> Objective: Transcribe the records that follow exactly. Skip the pictures.

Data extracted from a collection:
• • • • • • •
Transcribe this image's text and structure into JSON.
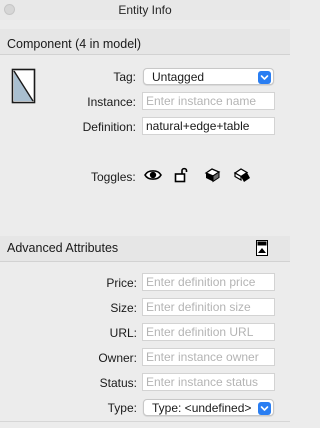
{
  "window": {
    "title": "Entity Info"
  },
  "component_section": {
    "header": "Component (4 in model)",
    "tag": {
      "label": "Tag:",
      "value": "Untagged"
    },
    "instance": {
      "label": "Instance:",
      "placeholder": "Enter instance name",
      "value": ""
    },
    "definition": {
      "label": "Definition:",
      "value": "natural+edge+table"
    },
    "toggles": {
      "label": "Toggles:",
      "icons": [
        "eye-icon",
        "lock-icon",
        "receive-shadows-icon",
        "cast-shadows-icon"
      ]
    }
  },
  "advanced_section": {
    "header": "Advanced Attributes",
    "price": {
      "label": "Price:",
      "placeholder": "Enter definition price"
    },
    "size": {
      "label": "Size:",
      "placeholder": "Enter definition size"
    },
    "url": {
      "label": "URL:",
      "placeholder": "Enter definition URL"
    },
    "owner": {
      "label": "Owner:",
      "placeholder": "Enter instance owner"
    },
    "status": {
      "label": "Status:",
      "placeholder": "Enter instance status"
    },
    "type": {
      "label": "Type:",
      "value": "Type: <undefined>"
    }
  },
  "colors": {
    "accent": "#2a7ef2",
    "background": "#ececec"
  }
}
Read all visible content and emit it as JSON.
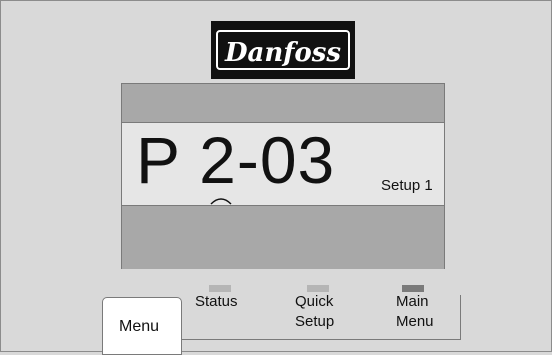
{
  "brand": {
    "name": "Danfoss"
  },
  "display": {
    "parameter": "P 2-03",
    "setup": "Setup 1"
  },
  "buttons": {
    "menu": "Menu",
    "status": "Status",
    "quick_setup": [
      "Quick",
      "Setup"
    ],
    "main_menu": [
      "Main",
      "Menu"
    ]
  },
  "indicators": {
    "status_color": "#b5b5b5",
    "quick_setup_color": "#b5b5b5",
    "main_menu_color": "#7a7a7a"
  }
}
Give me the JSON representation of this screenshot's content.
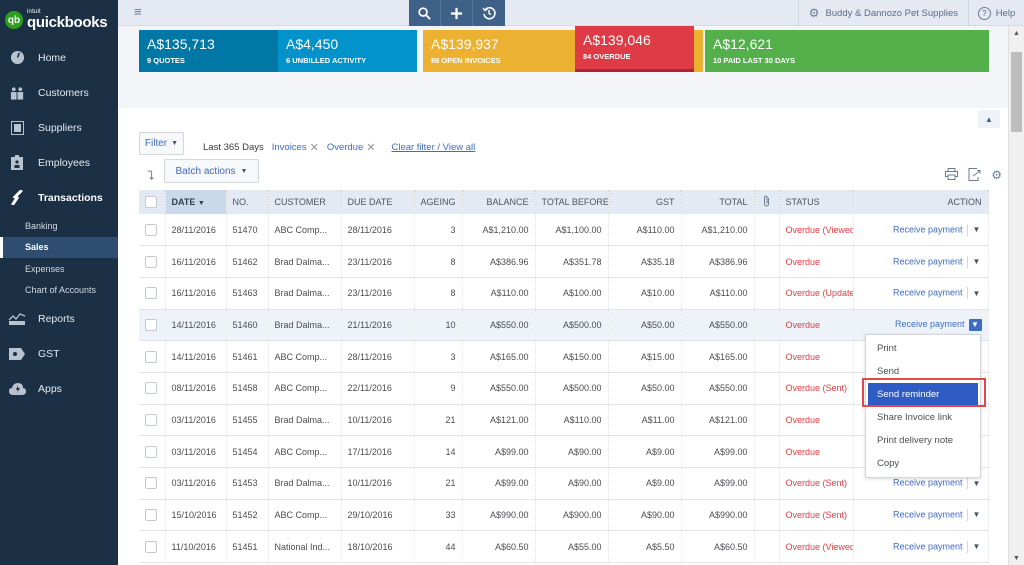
{
  "brand": {
    "intuit": "intuit",
    "name": "quickbooks",
    "badge": "qb",
    "accent": "#2ca01c"
  },
  "sidebar": {
    "items": [
      {
        "label": "Home",
        "icon": "dashboard-icon"
      },
      {
        "label": "Customers",
        "icon": "customers-icon"
      },
      {
        "label": "Suppliers",
        "icon": "suppliers-icon"
      },
      {
        "label": "Employees",
        "icon": "employees-icon"
      },
      {
        "label": "Transactions",
        "icon": "transactions-icon"
      }
    ],
    "sub_items": [
      {
        "label": "Banking"
      },
      {
        "label": "Sales",
        "active": true
      },
      {
        "label": "Expenses"
      },
      {
        "label": "Chart of Accounts"
      }
    ],
    "lower_items": [
      {
        "label": "Reports",
        "icon": "reports-icon"
      },
      {
        "label": "GST",
        "icon": "gst-icon"
      },
      {
        "label": "Apps",
        "icon": "apps-icon"
      }
    ]
  },
  "topbar": {
    "company": "Buddy & Dannozo Pet Supplies",
    "help": "Help"
  },
  "moneybar": {
    "quotes": {
      "amount": "A$135,713",
      "label": "9 QUOTES",
      "color": "#0077a5"
    },
    "unbilled": {
      "amount": "A$4,450",
      "label": "6 UNBILLED ACTIVITY",
      "color": "#0393cc"
    },
    "open": {
      "amount": "A$139,937",
      "label": "88 OPEN INVOICES",
      "color": "#ecb130"
    },
    "overdue": {
      "amount": "A$139,046",
      "label": "84 OVERDUE",
      "color": "#df3b46"
    },
    "paid": {
      "amount": "A$12,621",
      "label": "10 PAID LAST 30 DAYS",
      "color": "#53b04a"
    }
  },
  "filters": {
    "filter_label": "Filter",
    "period": "Last 365 Days",
    "chips": [
      "Invoices",
      "Overdue"
    ],
    "clear": "Clear filter / View all",
    "batch_actions": "Batch actions"
  },
  "table": {
    "columns": [
      "DATE",
      "NO.",
      "CUSTOMER",
      "DUE DATE",
      "AGEING",
      "BALANCE",
      "TOTAL BEFORE",
      "GST",
      "TOTAL",
      "",
      "STATUS",
      "ACTION"
    ],
    "action_label": "Receive payment",
    "rows": [
      {
        "date": "28/11/2016",
        "no": "51470",
        "customer": "ABC Comp...",
        "due": "28/11/2016",
        "ageing": "3",
        "balance": "A$1,210.00",
        "before": "A$1,100.00",
        "gst": "A$110.00",
        "total": "A$1,210.00",
        "status": "Overdue (Viewed)"
      },
      {
        "date": "16/11/2016",
        "no": "51462",
        "customer": "Brad Dalma...",
        "due": "23/11/2016",
        "ageing": "8",
        "balance": "A$386.96",
        "before": "A$351.78",
        "gst": "A$35.18",
        "total": "A$386.96",
        "status": "Overdue"
      },
      {
        "date": "16/11/2016",
        "no": "51463",
        "customer": "Brad Dalma...",
        "due": "23/11/2016",
        "ageing": "8",
        "balance": "A$110.00",
        "before": "A$100.00",
        "gst": "A$10.00",
        "total": "A$110.00",
        "status": "Overdue (Updated)"
      },
      {
        "date": "14/11/2016",
        "no": "51460",
        "customer": "Brad Dalma...",
        "due": "21/11/2016",
        "ageing": "10",
        "balance": "A$550.00",
        "before": "A$500.00",
        "gst": "A$50.00",
        "total": "A$550.00",
        "status": "Overdue"
      },
      {
        "date": "14/11/2016",
        "no": "51461",
        "customer": "ABC Comp...",
        "due": "28/11/2016",
        "ageing": "3",
        "balance": "A$165.00",
        "before": "A$150.00",
        "gst": "A$15.00",
        "total": "A$165.00",
        "status": "Overdue"
      },
      {
        "date": "08/11/2016",
        "no": "51458",
        "customer": "ABC Comp...",
        "due": "22/11/2016",
        "ageing": "9",
        "balance": "A$550.00",
        "before": "A$500.00",
        "gst": "A$50.00",
        "total": "A$550.00",
        "status": "Overdue (Sent)"
      },
      {
        "date": "03/11/2016",
        "no": "51455",
        "customer": "Brad Dalma...",
        "due": "10/11/2016",
        "ageing": "21",
        "balance": "A$121.00",
        "before": "A$110.00",
        "gst": "A$11.00",
        "total": "A$121.00",
        "status": "Overdue"
      },
      {
        "date": "03/11/2016",
        "no": "51454",
        "customer": "ABC Comp...",
        "due": "17/11/2016",
        "ageing": "14",
        "balance": "A$99.00",
        "before": "A$90.00",
        "gst": "A$9.00",
        "total": "A$99.00",
        "status": "Overdue"
      },
      {
        "date": "03/11/2016",
        "no": "51453",
        "customer": "Brad Dalma...",
        "due": "10/11/2016",
        "ageing": "21",
        "balance": "A$99.00",
        "before": "A$90.00",
        "gst": "A$9.00",
        "total": "A$99.00",
        "status": "Overdue (Sent)"
      },
      {
        "date": "15/10/2016",
        "no": "51452",
        "customer": "ABC Comp...",
        "due": "29/10/2016",
        "ageing": "33",
        "balance": "A$990.00",
        "before": "A$900.00",
        "gst": "A$90.00",
        "total": "A$990.00",
        "status": "Overdue (Sent)"
      },
      {
        "date": "11/10/2016",
        "no": "51451",
        "customer": "National Ind...",
        "due": "18/10/2016",
        "ageing": "44",
        "balance": "A$60.50",
        "before": "A$55.00",
        "gst": "A$5.50",
        "total": "A$60.50",
        "status": "Overdue (Viewed)"
      }
    ]
  },
  "action_menu": {
    "items": [
      "Print",
      "Send",
      "Send reminder",
      "Share Invoice link",
      "Print delivery note",
      "Copy"
    ],
    "selected": "Send reminder"
  }
}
• • • • • • •
> Written response:
Transcribe this image's text and structure into JSON.
{
  "window": {
    "title": "Entity Info"
  },
  "component_section": {
    "header": "Component (4 in model)",
    "tag": {
      "label": "Tag:",
      "value": "Untagged"
    },
    "instance": {
      "label": "Instance:",
      "placeholder": "Enter instance name",
      "value": ""
    },
    "definition": {
      "label": "Definition:",
      "value": "natural+edge+table"
    },
    "toggles": {
      "label": "Toggles:",
      "icons": [
        "eye-icon",
        "lock-icon",
        "receive-shadows-icon",
        "cast-shadows-icon"
      ]
    }
  },
  "advanced_section": {
    "header": "Advanced Attributes",
    "price": {
      "label": "Price:",
      "placeholder": "Enter definition price"
    },
    "size": {
      "label": "Size:",
      "placeholder": "Enter definition size"
    },
    "url": {
      "label": "URL:",
      "placeholder": "Enter definition URL"
    },
    "owner": {
      "label": "Owner:",
      "placeholder": "Enter instance owner"
    },
    "status": {
      "label": "Status:",
      "placeholder": "Enter instance status"
    },
    "type": {
      "label": "Type:",
      "value": "Type: <undefined>"
    }
  },
  "colors": {
    "accent": "#2a7ef2",
    "background": "#ececec"
  }
}
Read all visible content and emit it as JSON.
{
  "brand": {
    "name": "Danfoss"
  },
  "display": {
    "parameter": "P 2-03",
    "setup": "Setup 1"
  },
  "buttons": {
    "menu": "Menu",
    "status": "Status",
    "quick_setup": [
      "Quick",
      "Setup"
    ],
    "main_menu": [
      "Main",
      "Menu"
    ]
  },
  "indicators": {
    "status_color": "#b5b5b5",
    "quick_setup_color": "#b5b5b5",
    "main_menu_color": "#7a7a7a"
  }
}
Give me the JSON representation of this screenshot's content.
{
  "brand": {
    "intuit": "intuit",
    "name": "quickbooks",
    "badge": "qb",
    "accent": "#2ca01c"
  },
  "sidebar": {
    "items": [
      {
        "label": "Home",
        "icon": "dashboard-icon"
      },
      {
        "label": "Customers",
        "icon": "customers-icon"
      },
      {
        "label": "Suppliers",
        "icon": "suppliers-icon"
      },
      {
        "label": "Employees",
        "icon": "employees-icon"
      },
      {
        "label": "Transactions",
        "icon": "transactions-icon"
      }
    ],
    "sub_items": [
      {
        "label": "Banking"
      },
      {
        "label": "Sales",
        "active": true
      },
      {
        "label": "Expenses"
      },
      {
        "label": "Chart of Accounts"
      }
    ],
    "lower_items": [
      {
        "label": "Reports",
        "icon": "reports-icon"
      },
      {
        "label": "GST",
        "icon": "gst-icon"
      },
      {
        "label": "Apps",
        "icon": "apps-icon"
      }
    ]
  },
  "topbar": {
    "company": "Buddy & Dannozo Pet Supplies",
    "help": "Help"
  },
  "moneybar": {
    "quotes": {
      "amount": "A$135,713",
      "label": "9 QUOTES",
      "color": "#0077a5"
    },
    "unbilled": {
      "amount": "A$4,450",
      "label": "6 UNBILLED ACTIVITY",
      "color": "#0393cc"
    },
    "open": {
      "amount": "A$139,937",
      "label": "88 OPEN INVOICES",
      "color": "#ecb130"
    },
    "overdue": {
      "amount": "A$139,046",
      "label": "84 OVERDUE",
      "color": "#df3b46"
    },
    "paid": {
      "amount": "A$12,621",
      "label": "10 PAID LAST 30 DAYS",
      "color": "#53b04a"
    }
  },
  "filters": {
    "filter_label": "Filter",
    "period": "Last 365 Days",
    "chips": [
      "Invoices",
      "Overdue"
    ],
    "clear": "Clear filter / View all",
    "batch_actions": "Batch actions"
  },
  "table": {
    "columns": [
      "DATE",
      "NO.",
      "CUSTOMER",
      "DUE DATE",
      "AGEING",
      "BALANCE",
      "TOTAL BEFORE",
      "GST",
      "TOTAL",
      "",
      "STATUS",
      "ACTION"
    ],
    "action_label": "Receive payment",
    "rows": [
      {
        "date": "28/11/2016",
        "no": "51470",
        "customer": "ABC Comp...",
        "due": "28/11/2016",
        "ageing": "3",
        "balance": "A$1,210.00",
        "before": "A$1,100.00",
        "gst": "A$110.00",
        "total": "A$1,210.00",
        "status": "Overdue (Viewed)"
      },
      {
        "date": "16/11/2016",
        "no": "51462",
        "customer": "Brad Dalma...",
        "due": "23/11/2016",
        "ageing": "8",
        "balance": "A$386.96",
        "before": "A$351.78",
        "gst": "A$35.18",
        "total": "A$386.96",
        "status": "Overdue"
      },
      {
        "date": "16/11/2016",
        "no": "51463",
        "customer": "Brad Dalma...",
        "due": "23/11/2016",
        "ageing": "8",
        "balance": "A$110.00",
        "before": "A$100.00",
        "gst": "A$10.00",
        "total": "A$110.00",
        "status": "Overdue (Updated)"
      },
      {
        "date": "14/11/2016",
        "no": "51460",
        "customer": "Brad Dalma...",
        "due": "21/11/2016",
        "ageing": "10",
        "balance": "A$550.00",
        "before": "A$500.00",
        "gst": "A$50.00",
        "total": "A$550.00",
        "status": "Overdue"
      },
      {
        "date": "14/11/2016",
        "no": "51461",
        "customer": "ABC Comp...",
        "due": "28/11/2016",
        "ageing": "3",
        "balance": "A$165.00",
        "before": "A$150.00",
        "gst": "A$15.00",
        "total": "A$165.00",
        "status": "Overdue"
      },
      {
        "date": "08/11/2016",
        "no": "51458",
        "customer": "ABC Comp...",
        "due": "22/11/2016",
        "ageing": "9",
        "balance": "A$550.00",
        "before": "A$500.00",
        "gst": "A$50.00",
        "total": "A$550.00",
        "status": "Overdue (Sent)"
      },
      {
        "date": "03/11/2016",
        "no": "51455",
        "customer": "Brad Dalma...",
        "due": "10/11/2016",
        "ageing": "21",
        "balance": "A$121.00",
        "before": "A$110.00",
        "gst": "A$11.00",
        "total": "A$121.00",
        "status": "Overdue"
      },
      {
        "date": "03/11/2016",
        "no": "51454",
        "customer": "ABC Comp...",
        "due": "17/11/2016",
        "ageing": "14",
        "balance": "A$99.00",
        "before": "A$90.00",
        "gst": "A$9.00",
        "total": "A$99.00",
        "status": "Overdue"
      },
      {
        "date": "03/11/2016",
        "no": "51453",
        "customer": "Brad Dalma...",
        "due": "10/11/2016",
        "ageing": "21",
        "balance": "A$99.00",
        "before": "A$90.00",
        "gst": "A$9.00",
        "total": "A$99.00",
        "status": "Overdue (Sent)"
      },
      {
        "date": "15/10/2016",
        "no": "51452",
        "customer": "ABC Comp...",
        "due": "29/10/2016",
        "ageing": "33",
        "balance": "A$990.00",
        "before": "A$900.00",
        "gst": "A$90.00",
        "total": "A$990.00",
        "status": "Overdue (Sent)"
      },
      {
        "date": "11/10/2016",
        "no": "51451",
        "customer": "National Ind...",
        "due": "18/10/2016",
        "ageing": "44",
        "balance": "A$60.50",
        "before": "A$55.00",
        "gst": "A$5.50",
        "total": "A$60.50",
        "status": "Overdue (Viewed)"
      }
    ]
  },
  "action_menu": {
    "items": [
      "Print",
      "Send",
      "Send reminder",
      "Share Invoice link",
      "Print delivery note",
      "Copy"
    ],
    "selected": "Send reminder"
  }
}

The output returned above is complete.